◆ Data records ◆
====
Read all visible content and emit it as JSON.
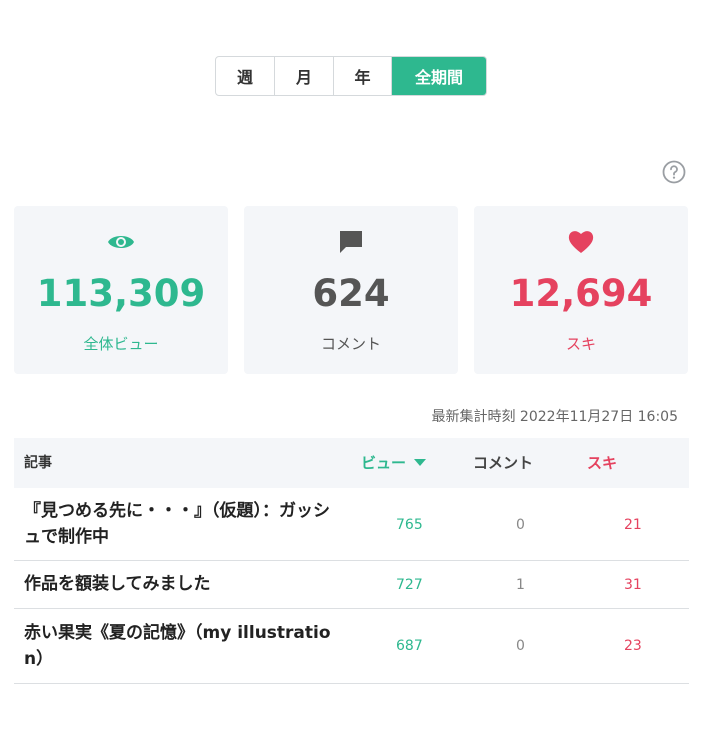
{
  "tabs": [
    {
      "label": "週",
      "active": false
    },
    {
      "label": "月",
      "active": false
    },
    {
      "label": "年",
      "active": false
    },
    {
      "label": "全期間",
      "active": true
    }
  ],
  "stats": {
    "views": {
      "value": "113,309",
      "label": "全体ビュー",
      "icon": "eye-icon"
    },
    "comments": {
      "value": "624",
      "label": "コメント",
      "icon": "comment-icon"
    },
    "likes": {
      "value": "12,694",
      "label": "スキ",
      "icon": "heart-icon"
    }
  },
  "updated": "最新集計時刻 2022年11月27日 16:05",
  "table": {
    "headers": {
      "article": "記事",
      "views": "ビュー",
      "comments": "コメント",
      "likes": "スキ"
    },
    "rows": [
      {
        "title": "『見つめる先に・・・』（仮題）：ガッシュで制作中",
        "views": "765",
        "comments": "0",
        "likes": "21"
      },
      {
        "title": "作品を額装してみました",
        "views": "727",
        "comments": "1",
        "likes": "31"
      },
      {
        "title": "赤い果実《夏の記憶》（my illustration）",
        "views": "687",
        "comments": "0",
        "likes": "23"
      }
    ]
  },
  "colors": {
    "accent": "#2eb88f",
    "like": "#e5425f",
    "card_bg": "#f4f6f9"
  }
}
====
◆ Challenge ◆
Return every line holding the word "views" from the records.

◆ Exercise output ◆
    "views": {
      "views": "ビュー",
        "views": "765",
        "views": "727",
        "views": "687",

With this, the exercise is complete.